Provide an exact copy of the data, excluding the images.

Chart and figure data
>> begin

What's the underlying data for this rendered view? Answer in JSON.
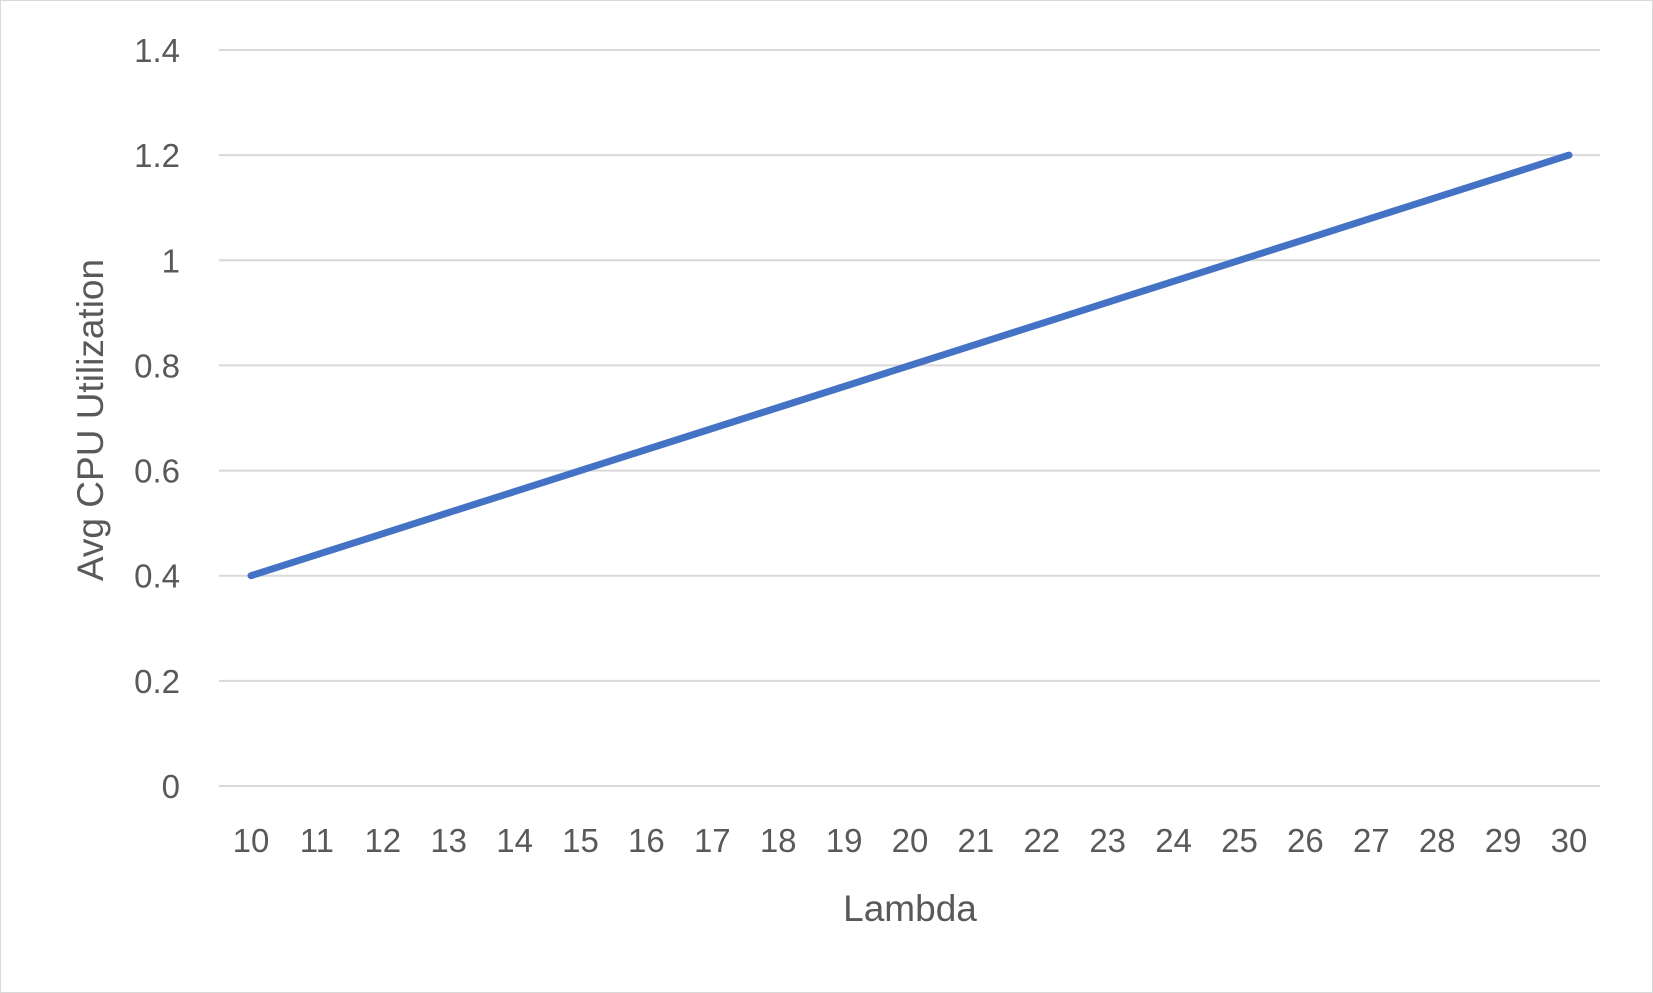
{
  "chart_data": {
    "type": "line",
    "title": "",
    "xlabel": "Lambda",
    "ylabel": "Avg CPU Utilization",
    "categories": [
      "10",
      "11",
      "12",
      "13",
      "14",
      "15",
      "16",
      "17",
      "18",
      "19",
      "20",
      "21",
      "22",
      "23",
      "24",
      "25",
      "26",
      "27",
      "28",
      "29",
      "30"
    ],
    "y_ticks": [
      "0",
      "0.2",
      "0.4",
      "0.6",
      "0.8",
      "1",
      "1.2",
      "1.4"
    ],
    "ylim": [
      0,
      1.4
    ],
    "grid": true,
    "legend": "none",
    "series": [
      {
        "values": [
          0.4,
          0.44,
          0.48,
          0.52,
          0.56,
          0.6,
          0.64,
          0.68,
          0.72,
          0.76,
          0.8,
          0.84,
          0.88,
          0.92,
          0.96,
          1.0,
          1.04,
          1.08,
          1.12,
          1.16,
          1.2
        ],
        "color": "#4472C4"
      }
    ],
    "colors": {
      "line": "#4472C4",
      "grid": "#d9d9d9",
      "text": "#595959"
    }
  }
}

>> end

Finished exercise »
What's the underlying data for this rendered view? Answer in JSON.
{
  "chart_data": {
    "type": "line",
    "title": "",
    "xlabel": "Lambda",
    "ylabel": "Avg CPU Utilization",
    "categories": [
      "10",
      "11",
      "12",
      "13",
      "14",
      "15",
      "16",
      "17",
      "18",
      "19",
      "20",
      "21",
      "22",
      "23",
      "24",
      "25",
      "26",
      "27",
      "28",
      "29",
      "30"
    ],
    "y_ticks": [
      "0",
      "0.2",
      "0.4",
      "0.6",
      "0.8",
      "1",
      "1.2",
      "1.4"
    ],
    "ylim": [
      0,
      1.4
    ],
    "grid": true,
    "legend": "none",
    "series": [
      {
        "values": [
          0.4,
          0.44,
          0.48,
          0.52,
          0.56,
          0.6,
          0.64,
          0.68,
          0.72,
          0.76,
          0.8,
          0.84,
          0.88,
          0.92,
          0.96,
          1.0,
          1.04,
          1.08,
          1.12,
          1.16,
          1.2
        ],
        "color": "#4472C4"
      }
    ],
    "colors": {
      "line": "#4472C4",
      "grid": "#d9d9d9",
      "text": "#595959"
    }
  }
}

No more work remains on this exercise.